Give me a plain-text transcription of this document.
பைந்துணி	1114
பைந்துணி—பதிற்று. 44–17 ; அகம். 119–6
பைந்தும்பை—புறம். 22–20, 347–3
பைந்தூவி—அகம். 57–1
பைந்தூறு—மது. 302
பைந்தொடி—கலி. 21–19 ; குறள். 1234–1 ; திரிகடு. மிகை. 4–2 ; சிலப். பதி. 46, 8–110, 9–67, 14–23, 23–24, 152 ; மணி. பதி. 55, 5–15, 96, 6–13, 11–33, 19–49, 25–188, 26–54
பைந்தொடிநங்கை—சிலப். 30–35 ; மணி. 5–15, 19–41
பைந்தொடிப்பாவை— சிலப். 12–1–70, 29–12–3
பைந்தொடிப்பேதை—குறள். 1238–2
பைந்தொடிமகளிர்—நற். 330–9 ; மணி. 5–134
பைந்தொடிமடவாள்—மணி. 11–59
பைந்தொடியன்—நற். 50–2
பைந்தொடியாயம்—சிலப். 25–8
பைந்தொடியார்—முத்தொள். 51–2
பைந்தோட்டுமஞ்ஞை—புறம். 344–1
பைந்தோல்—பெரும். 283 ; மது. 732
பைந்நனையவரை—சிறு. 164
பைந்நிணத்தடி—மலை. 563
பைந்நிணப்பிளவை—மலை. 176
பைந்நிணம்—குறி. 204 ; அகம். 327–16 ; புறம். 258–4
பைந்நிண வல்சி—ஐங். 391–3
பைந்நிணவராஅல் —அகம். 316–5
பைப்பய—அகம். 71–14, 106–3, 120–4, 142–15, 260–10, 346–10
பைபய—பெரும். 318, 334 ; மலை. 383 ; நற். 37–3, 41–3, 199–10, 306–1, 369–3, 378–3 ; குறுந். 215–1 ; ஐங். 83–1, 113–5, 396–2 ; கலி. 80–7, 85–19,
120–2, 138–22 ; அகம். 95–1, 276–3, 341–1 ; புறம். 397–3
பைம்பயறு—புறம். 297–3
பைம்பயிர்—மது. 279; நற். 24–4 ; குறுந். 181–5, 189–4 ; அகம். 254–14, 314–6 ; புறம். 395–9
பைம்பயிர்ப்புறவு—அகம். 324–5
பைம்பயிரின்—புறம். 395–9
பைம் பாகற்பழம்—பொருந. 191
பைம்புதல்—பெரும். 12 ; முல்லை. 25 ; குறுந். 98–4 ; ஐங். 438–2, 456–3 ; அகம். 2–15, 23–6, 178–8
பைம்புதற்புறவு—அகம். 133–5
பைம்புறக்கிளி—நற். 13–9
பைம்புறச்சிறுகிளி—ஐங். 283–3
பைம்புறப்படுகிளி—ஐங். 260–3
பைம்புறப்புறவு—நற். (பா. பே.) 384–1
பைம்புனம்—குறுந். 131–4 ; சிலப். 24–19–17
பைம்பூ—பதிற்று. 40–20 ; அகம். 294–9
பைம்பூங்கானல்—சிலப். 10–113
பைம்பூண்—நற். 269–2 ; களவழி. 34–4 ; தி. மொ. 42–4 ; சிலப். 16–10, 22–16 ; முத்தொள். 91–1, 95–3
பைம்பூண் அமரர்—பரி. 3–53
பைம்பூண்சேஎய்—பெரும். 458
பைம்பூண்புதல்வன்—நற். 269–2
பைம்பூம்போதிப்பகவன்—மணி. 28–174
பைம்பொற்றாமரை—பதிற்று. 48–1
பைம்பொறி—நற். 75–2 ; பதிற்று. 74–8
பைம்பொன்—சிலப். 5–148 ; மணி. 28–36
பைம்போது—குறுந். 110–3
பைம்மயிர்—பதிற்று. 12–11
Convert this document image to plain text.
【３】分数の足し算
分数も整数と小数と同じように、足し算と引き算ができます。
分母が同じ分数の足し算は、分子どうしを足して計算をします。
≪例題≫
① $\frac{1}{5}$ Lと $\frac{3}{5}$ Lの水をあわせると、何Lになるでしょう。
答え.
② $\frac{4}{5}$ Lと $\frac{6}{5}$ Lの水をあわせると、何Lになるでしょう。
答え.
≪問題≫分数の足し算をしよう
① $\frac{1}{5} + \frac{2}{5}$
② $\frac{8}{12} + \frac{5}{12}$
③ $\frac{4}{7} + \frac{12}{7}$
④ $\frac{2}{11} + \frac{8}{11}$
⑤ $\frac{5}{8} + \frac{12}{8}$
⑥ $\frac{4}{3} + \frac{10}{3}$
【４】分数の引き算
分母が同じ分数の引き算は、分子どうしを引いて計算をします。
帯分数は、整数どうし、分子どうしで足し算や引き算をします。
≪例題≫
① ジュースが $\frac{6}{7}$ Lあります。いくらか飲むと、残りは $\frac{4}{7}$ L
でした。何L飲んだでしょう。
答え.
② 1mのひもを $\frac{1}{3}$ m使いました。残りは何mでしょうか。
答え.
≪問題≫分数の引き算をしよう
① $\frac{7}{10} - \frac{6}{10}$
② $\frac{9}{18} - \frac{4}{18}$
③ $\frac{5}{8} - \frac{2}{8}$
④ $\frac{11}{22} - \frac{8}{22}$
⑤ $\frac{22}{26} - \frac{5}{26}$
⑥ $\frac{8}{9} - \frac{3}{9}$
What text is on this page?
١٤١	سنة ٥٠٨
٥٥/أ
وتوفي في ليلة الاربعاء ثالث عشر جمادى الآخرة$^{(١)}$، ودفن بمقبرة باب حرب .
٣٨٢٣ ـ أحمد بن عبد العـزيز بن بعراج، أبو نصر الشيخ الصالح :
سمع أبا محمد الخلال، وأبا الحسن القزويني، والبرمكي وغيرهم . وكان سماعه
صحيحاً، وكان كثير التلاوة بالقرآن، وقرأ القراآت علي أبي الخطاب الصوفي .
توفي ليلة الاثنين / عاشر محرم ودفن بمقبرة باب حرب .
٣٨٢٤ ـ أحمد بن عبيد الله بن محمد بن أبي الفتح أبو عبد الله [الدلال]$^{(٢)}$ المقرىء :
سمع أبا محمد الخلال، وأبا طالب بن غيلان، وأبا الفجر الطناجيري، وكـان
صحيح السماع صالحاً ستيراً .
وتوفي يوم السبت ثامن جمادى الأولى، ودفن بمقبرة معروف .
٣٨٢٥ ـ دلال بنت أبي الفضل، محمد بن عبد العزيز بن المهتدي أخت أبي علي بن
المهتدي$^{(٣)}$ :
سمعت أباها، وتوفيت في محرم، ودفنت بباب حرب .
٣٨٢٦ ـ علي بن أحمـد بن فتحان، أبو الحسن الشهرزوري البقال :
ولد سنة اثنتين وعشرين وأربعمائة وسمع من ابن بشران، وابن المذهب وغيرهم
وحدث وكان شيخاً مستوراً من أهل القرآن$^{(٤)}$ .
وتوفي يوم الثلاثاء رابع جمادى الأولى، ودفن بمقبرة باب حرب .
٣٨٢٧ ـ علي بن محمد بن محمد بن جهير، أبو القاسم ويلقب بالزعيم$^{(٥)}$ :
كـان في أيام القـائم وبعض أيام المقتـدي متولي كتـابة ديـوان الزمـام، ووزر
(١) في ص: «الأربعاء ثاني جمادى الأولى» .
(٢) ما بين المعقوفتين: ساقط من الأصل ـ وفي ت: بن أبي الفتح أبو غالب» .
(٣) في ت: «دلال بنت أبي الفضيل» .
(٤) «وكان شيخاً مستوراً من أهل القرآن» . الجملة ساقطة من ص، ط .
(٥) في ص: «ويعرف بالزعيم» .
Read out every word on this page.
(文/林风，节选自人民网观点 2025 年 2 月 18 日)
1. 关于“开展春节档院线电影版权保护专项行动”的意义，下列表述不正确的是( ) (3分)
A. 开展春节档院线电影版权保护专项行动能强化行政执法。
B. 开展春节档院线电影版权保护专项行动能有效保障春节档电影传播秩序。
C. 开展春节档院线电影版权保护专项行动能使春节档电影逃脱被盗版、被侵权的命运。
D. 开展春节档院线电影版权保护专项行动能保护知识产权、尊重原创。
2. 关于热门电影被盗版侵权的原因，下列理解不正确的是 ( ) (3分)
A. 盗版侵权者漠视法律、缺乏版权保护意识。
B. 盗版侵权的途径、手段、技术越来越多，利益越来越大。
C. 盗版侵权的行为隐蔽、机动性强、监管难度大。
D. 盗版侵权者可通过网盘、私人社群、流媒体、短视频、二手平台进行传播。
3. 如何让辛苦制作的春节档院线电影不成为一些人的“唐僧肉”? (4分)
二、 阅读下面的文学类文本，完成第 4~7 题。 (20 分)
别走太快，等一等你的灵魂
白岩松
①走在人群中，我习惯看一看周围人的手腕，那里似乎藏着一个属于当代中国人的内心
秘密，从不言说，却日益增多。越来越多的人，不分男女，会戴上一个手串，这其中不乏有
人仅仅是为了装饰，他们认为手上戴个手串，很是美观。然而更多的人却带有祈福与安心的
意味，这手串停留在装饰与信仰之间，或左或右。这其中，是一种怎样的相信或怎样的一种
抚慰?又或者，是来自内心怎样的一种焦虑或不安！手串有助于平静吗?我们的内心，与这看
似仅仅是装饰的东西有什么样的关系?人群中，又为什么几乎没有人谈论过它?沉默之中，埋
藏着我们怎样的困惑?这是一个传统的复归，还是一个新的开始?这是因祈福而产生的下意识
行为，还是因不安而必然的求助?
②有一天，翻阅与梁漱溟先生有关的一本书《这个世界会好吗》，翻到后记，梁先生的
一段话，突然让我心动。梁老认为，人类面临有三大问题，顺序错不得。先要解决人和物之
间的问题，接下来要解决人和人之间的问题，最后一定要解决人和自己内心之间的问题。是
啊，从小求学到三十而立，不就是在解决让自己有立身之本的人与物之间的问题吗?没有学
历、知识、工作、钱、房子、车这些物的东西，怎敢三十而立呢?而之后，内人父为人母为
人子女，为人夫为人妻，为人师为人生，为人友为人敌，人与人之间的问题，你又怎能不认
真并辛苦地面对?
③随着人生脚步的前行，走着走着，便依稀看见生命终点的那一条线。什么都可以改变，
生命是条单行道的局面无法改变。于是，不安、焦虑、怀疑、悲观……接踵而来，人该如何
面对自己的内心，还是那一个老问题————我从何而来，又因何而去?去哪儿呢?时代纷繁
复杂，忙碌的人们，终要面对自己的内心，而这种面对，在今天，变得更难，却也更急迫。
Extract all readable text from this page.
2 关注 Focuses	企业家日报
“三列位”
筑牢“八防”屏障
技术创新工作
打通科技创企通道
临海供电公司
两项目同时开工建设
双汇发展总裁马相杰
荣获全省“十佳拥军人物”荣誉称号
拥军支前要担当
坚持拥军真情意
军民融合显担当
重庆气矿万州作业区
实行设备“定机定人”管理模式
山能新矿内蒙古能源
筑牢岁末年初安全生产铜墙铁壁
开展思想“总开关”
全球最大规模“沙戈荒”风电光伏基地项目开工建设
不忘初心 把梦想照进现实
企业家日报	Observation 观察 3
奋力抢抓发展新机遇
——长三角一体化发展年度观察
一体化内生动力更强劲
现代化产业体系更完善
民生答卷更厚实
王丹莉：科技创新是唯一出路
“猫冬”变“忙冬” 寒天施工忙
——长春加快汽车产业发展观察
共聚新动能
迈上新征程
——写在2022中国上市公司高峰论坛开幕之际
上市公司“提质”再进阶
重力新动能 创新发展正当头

- - -

THE PROBLEM
Return exactly the lines from the line bearing "Read out every word on this page." to the end of the records, inclusive of both; include no other lines.

WRITTEN REPLY
Read out every word on this page.
(文/林风，节选自人民网观点 2025 年 2 月 18 日)
1. 关于“开展春节档院线电影版权保护专项行动”的意义，下列表述不正确的是( ) (3分)
A. 开展春节档院线电影版权保护专项行动能强化行政执法。
B. 开展春节档院线电影版权保护专项行动能有效保障春节档电影传播秩序。
C. 开展春节档院线电影版权保护专项行动能使春节档电影逃脱被盗版、被侵权的命运。
D. 开展春节档院线电影版权保护专项行动能保护知识产权、尊重原创。
2. 关于热门电影被盗版侵权的原因，下列理解不正确的是 ( ) (3分)
A. 盗版侵权者漠视法律、缺乏版权保护意识。
B. 盗版侵权的途径、手段、技术越来越多，利益越来越大。
C. 盗版侵权的行为隐蔽、机动性强、监管难度大。
D. 盗版侵权者可通过网盘、私人社群、流媒体、短视频、二手平台进行传播。
3. 如何让辛苦制作的春节档院线电影不成为一些人的“唐僧肉”? (4分)
二、 阅读下面的文学类文本，完成第 4~7 题。 (20 分)
别走太快，等一等你的灵魂
白岩松
①走在人群中，我习惯看一看周围人的手腕，那里似乎藏着一个属于当代中国人的内心
秘密，从不言说，却日益增多。越来越多的人，不分男女，会戴上一个手串，这其中不乏有
人仅仅是为了装饰，他们认为手上戴个手串，很是美观。然而更多的人却带有祈福与安心的
意味，这手串停留在装饰与信仰之间，或左或右。这其中，是一种怎样的相信或怎样的一种
抚慰?又或者，是来自内心怎样的一种焦虑或不安！手串有助于平静吗?我们的内心，与这看
似仅仅是装饰的东西有什么样的关系?人群中，又为什么几乎没有人谈论过它?沉默之中，埋
藏着我们怎样的困惑?这是一个传统的复归，还是一个新的开始?这是因祈福而产生的下意识
行为，还是因不安而必然的求助?
②有一天，翻阅与梁漱溟先生有关的一本书《这个世界会好吗》，翻到后记，梁先生的
一段话，突然让我心动。梁老认为，人类面临有三大问题，顺序错不得。先要解决人和物之
间的问题，接下来要解决人和人之间的问题，最后一定要解决人和自己内心之间的问题。是
啊，从小求学到三十而立，不就是在解决让自己有立身之本的人与物之间的问题吗?没有学
历、知识、工作、钱、房子、车这些物的东西，怎敢三十而立呢?而之后，内人父为人母为
人子女，为人夫为人妻，为人师为人生，为人友为人敌，人与人之间的问题，你又怎能不认
真并辛苦地面对?
③随着人生脚步的前行，走着走着，便依稀看见生命终点的那一条线。什么都可以改变，
生命是条单行道的局面无法改变。于是，不安、焦虑、怀疑、悲观……接踵而来，人该如何
面对自己的内心，还是那一个老问题————我从何而来，又因何而去?去哪儿呢?时代纷繁
复杂，忙碌的人们，终要面对自己的内心，而这种面对，在今天，变得更难，却也更急迫。
Extract all readable text from this page.
2 关注 Focuses	企业家日报
“三列位”
筑牢“八防”屏障
技术创新工作
打通科技创企通道
临海供电公司
两项目同时开工建设
双汇发展总裁马相杰
荣获全省“十佳拥军人物”荣誉称号
拥军支前要担当
坚持拥军真情意
军民融合显担当
重庆气矿万州作业区
实行设备“定机定人”管理模式
山能新矿内蒙古能源
筑牢岁末年初安全生产铜墙铁壁
开展思想“总开关”
全球最大规模“沙戈荒”风电光伏基地项目开工建设
不忘初心 把梦想照进现实
企业家日报	Observation 观察 3
奋力抢抓发展新机遇
——长三角一体化发展年度观察
一体化内生动力更强劲
现代化产业体系更完善
民生答卷更厚实
王丹莉：科技创新是唯一出路
“猫冬”变“忙冬” 寒天施工忙
——长春加快汽车产业发展观察
共聚新动能
迈上新征程
——写在2022中国上市公司高峰论坛开幕之际
上市公司“提质”再进阶
重力新动能 创新发展正当头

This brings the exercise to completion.